* **Records from a collection of figures**:
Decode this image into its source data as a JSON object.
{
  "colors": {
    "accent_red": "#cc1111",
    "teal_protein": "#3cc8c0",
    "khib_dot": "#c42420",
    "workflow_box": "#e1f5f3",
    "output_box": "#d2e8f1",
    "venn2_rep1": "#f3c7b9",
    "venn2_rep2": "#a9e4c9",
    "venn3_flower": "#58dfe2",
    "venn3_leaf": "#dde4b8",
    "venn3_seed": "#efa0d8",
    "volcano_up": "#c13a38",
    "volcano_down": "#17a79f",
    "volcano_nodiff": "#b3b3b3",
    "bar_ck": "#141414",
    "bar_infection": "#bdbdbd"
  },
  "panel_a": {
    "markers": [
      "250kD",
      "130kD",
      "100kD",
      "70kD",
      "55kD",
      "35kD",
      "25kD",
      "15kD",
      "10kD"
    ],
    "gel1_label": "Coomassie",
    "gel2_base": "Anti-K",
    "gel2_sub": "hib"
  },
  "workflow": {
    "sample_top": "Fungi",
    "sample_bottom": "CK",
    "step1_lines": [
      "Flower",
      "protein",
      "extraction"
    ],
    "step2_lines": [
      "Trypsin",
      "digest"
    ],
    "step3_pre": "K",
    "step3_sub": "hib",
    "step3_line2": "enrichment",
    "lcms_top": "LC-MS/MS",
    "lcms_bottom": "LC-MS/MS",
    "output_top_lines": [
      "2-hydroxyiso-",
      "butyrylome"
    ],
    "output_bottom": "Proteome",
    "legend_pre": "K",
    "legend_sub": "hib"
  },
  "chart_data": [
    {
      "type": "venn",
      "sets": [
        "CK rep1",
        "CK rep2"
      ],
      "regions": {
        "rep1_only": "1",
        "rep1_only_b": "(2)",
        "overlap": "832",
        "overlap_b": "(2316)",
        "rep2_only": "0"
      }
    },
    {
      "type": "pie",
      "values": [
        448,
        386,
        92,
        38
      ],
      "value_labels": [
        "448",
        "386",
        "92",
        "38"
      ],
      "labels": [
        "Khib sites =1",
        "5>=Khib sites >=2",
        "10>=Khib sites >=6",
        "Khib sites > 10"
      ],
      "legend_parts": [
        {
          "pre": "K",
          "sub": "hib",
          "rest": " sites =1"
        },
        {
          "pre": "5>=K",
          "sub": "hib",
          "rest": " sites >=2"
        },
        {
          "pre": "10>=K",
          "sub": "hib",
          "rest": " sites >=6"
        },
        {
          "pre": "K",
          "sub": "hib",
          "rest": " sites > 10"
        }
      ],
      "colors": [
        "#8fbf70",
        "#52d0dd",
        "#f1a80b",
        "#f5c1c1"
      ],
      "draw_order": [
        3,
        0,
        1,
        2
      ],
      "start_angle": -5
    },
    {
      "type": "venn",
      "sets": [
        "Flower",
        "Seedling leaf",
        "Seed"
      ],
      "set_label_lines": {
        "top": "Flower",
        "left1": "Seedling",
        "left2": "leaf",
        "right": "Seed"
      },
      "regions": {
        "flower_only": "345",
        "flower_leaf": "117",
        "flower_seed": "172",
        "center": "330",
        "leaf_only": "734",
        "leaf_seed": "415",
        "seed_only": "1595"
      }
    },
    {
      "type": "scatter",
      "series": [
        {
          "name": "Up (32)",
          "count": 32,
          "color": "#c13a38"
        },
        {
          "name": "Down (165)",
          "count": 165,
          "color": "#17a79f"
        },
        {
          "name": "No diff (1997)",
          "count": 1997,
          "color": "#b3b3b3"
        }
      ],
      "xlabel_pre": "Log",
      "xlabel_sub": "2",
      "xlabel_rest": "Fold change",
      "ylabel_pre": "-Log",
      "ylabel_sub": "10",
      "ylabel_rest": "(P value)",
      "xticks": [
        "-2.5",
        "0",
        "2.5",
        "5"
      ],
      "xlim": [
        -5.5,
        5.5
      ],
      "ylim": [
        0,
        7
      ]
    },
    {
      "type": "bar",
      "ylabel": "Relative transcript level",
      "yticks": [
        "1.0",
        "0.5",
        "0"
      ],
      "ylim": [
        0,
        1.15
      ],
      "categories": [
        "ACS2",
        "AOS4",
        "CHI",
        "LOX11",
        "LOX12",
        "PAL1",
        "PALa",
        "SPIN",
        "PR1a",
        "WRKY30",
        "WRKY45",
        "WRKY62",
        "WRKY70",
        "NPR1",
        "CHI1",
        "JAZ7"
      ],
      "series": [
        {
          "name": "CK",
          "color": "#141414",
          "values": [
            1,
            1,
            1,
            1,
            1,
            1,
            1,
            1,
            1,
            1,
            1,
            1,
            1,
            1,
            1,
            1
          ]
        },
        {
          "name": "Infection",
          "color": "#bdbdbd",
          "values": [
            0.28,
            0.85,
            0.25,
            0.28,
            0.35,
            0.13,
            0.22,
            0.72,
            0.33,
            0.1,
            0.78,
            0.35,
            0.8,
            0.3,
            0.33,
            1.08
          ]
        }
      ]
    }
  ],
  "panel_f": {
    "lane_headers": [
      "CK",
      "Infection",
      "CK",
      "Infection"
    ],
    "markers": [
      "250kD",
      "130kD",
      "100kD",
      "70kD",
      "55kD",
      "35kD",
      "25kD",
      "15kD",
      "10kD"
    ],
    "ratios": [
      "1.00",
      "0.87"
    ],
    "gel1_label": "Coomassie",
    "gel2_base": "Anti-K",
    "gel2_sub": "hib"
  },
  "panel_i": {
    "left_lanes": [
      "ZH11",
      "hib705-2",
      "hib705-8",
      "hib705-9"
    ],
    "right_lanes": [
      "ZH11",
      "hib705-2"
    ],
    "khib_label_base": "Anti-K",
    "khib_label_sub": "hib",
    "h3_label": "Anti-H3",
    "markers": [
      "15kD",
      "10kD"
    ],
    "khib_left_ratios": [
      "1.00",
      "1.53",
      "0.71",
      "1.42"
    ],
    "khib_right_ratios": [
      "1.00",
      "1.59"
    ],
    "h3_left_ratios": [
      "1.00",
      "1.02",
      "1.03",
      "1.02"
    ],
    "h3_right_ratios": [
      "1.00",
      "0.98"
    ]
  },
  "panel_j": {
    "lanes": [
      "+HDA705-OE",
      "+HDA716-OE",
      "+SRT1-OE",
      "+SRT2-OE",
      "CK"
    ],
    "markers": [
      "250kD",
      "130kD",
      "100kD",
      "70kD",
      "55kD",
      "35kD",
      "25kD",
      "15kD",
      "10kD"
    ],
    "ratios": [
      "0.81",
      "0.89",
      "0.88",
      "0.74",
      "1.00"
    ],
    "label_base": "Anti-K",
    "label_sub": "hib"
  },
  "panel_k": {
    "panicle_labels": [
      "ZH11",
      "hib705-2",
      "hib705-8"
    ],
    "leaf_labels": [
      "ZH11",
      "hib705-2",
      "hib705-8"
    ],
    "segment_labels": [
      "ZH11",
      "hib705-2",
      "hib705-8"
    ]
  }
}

* **EXERCISE REQUIREMENTS**: The records above must be transcribed without a single omission.

* **EXERCISE SOLUTION**:
Decode this image into its source data as a JSON object.
{
  "colors": {
    "accent_red": "#cc1111",
    "teal_protein": "#3cc8c0",
    "khib_dot": "#c42420",
    "workflow_box": "#e1f5f3",
    "output_box": "#d2e8f1",
    "venn2_rep1": "#f3c7b9",
    "venn2_rep2": "#a9e4c9",
    "venn3_flower": "#58dfe2",
    "venn3_leaf": "#dde4b8",
    "venn3_seed": "#efa0d8",
    "volcano_up": "#c13a38",
    "volcano_down": "#17a79f",
    "volcano_nodiff": "#b3b3b3",
    "bar_ck": "#141414",
    "bar_infection": "#bdbdbd"
  },
  "panel_a": {
    "markers": [
      "250kD",
      "130kD",
      "100kD",
      "70kD",
      "55kD",
      "35kD",
      "25kD",
      "15kD",
      "10kD"
    ],
    "gel1_label": "Coomassie",
    "gel2_base": "Anti-K",
    "gel2_sub": "hib"
  },
  "workflow": {
    "sample_top": "Fungi",
    "sample_bottom": "CK",
    "step1_lines": [
      "Flower",
      "protein",
      "extraction"
    ],
    "step2_lines": [
      "Trypsin",
      "digest"
    ],
    "step3_pre": "K",
    "step3_sub": "hib",
    "step3_line2": "enrichment",
    "lcms_top": "LC-MS/MS",
    "lcms_bottom": "LC-MS/MS",
    "output_top_lines": [
      "2-hydroxyiso-",
      "butyrylome"
    ],
    "output_bottom": "Proteome",
    "legend_pre": "K",
    "legend_sub": "hib"
  },
  "chart_data": [
    {
      "type": "venn",
      "sets": [
        "CK rep1",
        "CK rep2"
      ],
      "regions": {
        "rep1_only": "1",
        "rep1_only_b": "(2)",
        "overlap": "832",
        "overlap_b": "(2316)",
        "rep2_only": "0"
      }
    },
    {
      "type": "pie",
      "values": [
        448,
        386,
        92,
        38
      ],
      "value_labels": [
        "448",
        "386",
        "92",
        "38"
      ],
      "labels": [
        "Khib sites =1",
        "5>=Khib sites >=2",
        "10>=Khib sites >=6",
        "Khib sites > 10"
      ],
      "legend_parts": [
        {
          "pre": "K",
          "sub": "hib",
          "rest": " sites =1"
        },
        {
          "pre": "5>=K",
          "sub": "hib",
          "rest": " sites >=2"
        },
        {
          "pre": "10>=K",
          "sub": "hib",
          "rest": " sites >=6"
        },
        {
          "pre": "K",
          "sub": "hib",
          "rest": " sites > 10"
        }
      ],
      "colors": [
        "#8fbf70",
        "#52d0dd",
        "#f1a80b",
        "#f5c1c1"
      ],
      "draw_order": [
        3,
        0,
        1,
        2
      ],
      "start_angle": -5
    },
    {
      "type": "venn",
      "sets": [
        "Flower",
        "Seedling leaf",
        "Seed"
      ],
      "set_label_lines": {
        "top": "Flower",
        "left1": "Seedling",
        "left2": "leaf",
        "right": "Seed"
      },
      "regions": {
        "flower_only": "345",
        "flower_leaf": "117",
        "flower_seed": "172",
        "center": "330",
        "leaf_only": "734",
        "leaf_seed": "415",
        "seed_only": "1595"
      }
    },
    {
      "type": "scatter",
      "series": [
        {
          "name": "Up (32)",
          "count": 32,
          "color": "#c13a38"
        },
        {
          "name": "Down (165)",
          "count": 165,
          "color": "#17a79f"
        },
        {
          "name": "No diff (1997)",
          "count": 1997,
          "color": "#b3b3b3"
        }
      ],
      "xlabel_pre": "Log",
      "xlabel_sub": "2",
      "xlabel_rest": "Fold change",
      "ylabel_pre": "-Log",
      "ylabel_sub": "10",
      "ylabel_rest": "(P value)",
      "xticks": [
        "-2.5",
        "0",
        "2.5",
        "5"
      ],
      "xlim": [
        -5.5,
        5.5
      ],
      "ylim": [
        0,
        7
      ]
    },
    {
      "type": "bar",
      "ylabel": "Relative transcript level",
      "yticks": [
        "1.0",
        "0.5",
        "0"
      ],
      "ylim": [
        0,
        1.15
      ],
      "categories": [
        "ACS2",
        "AOS4",
        "CHI",
        "LOX11",
        "LOX12",
        "PAL1",
        "PALa",
        "SPIN",
        "PR1a",
        "WRKY30",
        "WRKY45",
        "WRKY62",
        "WRKY70",
        "NPR1",
        "CHI1",
        "JAZ7"
      ],
      "series": [
        {
          "name": "CK",
          "color": "#141414",
          "values": [
            1,
            1,
            1,
            1,
            1,
            1,
            1,
            1,
            1,
            1,
            1,
            1,
            1,
            1,
            1,
            1
          ]
        },
        {
          "name": "Infection",
          "color": "#bdbdbd",
          "values": [
            0.28,
            0.85,
            0.25,
            0.28,
            0.35,
            0.13,
            0.22,
            0.72,
            0.33,
            0.1,
            0.78,
            0.35,
            0.8,
            0.3,
            0.33,
            1.08
          ]
        }
      ]
    }
  ],
  "panel_f": {
    "lane_headers": [
      "CK",
      "Infection",
      "CK",
      "Infection"
    ],
    "markers": [
      "250kD",
      "130kD",
      "100kD",
      "70kD",
      "55kD",
      "35kD",
      "25kD",
      "15kD",
      "10kD"
    ],
    "ratios": [
      "1.00",
      "0.87"
    ],
    "gel1_label": "Coomassie",
    "gel2_base": "Anti-K",
    "gel2_sub": "hib"
  },
  "panel_i": {
    "left_lanes": [
      "ZH11",
      "hib705-2",
      "hib705-8",
      "hib705-9"
    ],
    "right_lanes": [
      "ZH11",
      "hib705-2"
    ],
    "khib_label_base": "Anti-K",
    "khib_label_sub": "hib",
    "h3_label": "Anti-H3",
    "markers": [
      "15kD",
      "10kD"
    ],
    "khib_left_ratios": [
      "1.00",
      "1.53",
      "0.71",
      "1.42"
    ],
    "khib_right_ratios": [
      "1.00",
      "1.59"
    ],
    "h3_left_ratios": [
      "1.00",
      "1.02",
      "1.03",
      "1.02"
    ],
    "h3_right_ratios": [
      "1.00",
      "0.98"
    ]
  },
  "panel_j": {
    "lanes": [
      "+HDA705-OE",
      "+HDA716-OE",
      "+SRT1-OE",
      "+SRT2-OE",
      "CK"
    ],
    "markers": [
      "250kD",
      "130kD",
      "100kD",
      "70kD",
      "55kD",
      "35kD",
      "25kD",
      "15kD",
      "10kD"
    ],
    "ratios": [
      "0.81",
      "0.89",
      "0.88",
      "0.74",
      "1.00"
    ],
    "label_base": "Anti-K",
    "label_sub": "hib"
  },
  "panel_k": {
    "panicle_labels": [
      "ZH11",
      "hib705-2",
      "hib705-8"
    ],
    "leaf_labels": [
      "ZH11",
      "hib705-2",
      "hib705-8"
    ],
    "segment_labels": [
      "ZH11",
      "hib705-2",
      "hib705-8"
    ]
  }
}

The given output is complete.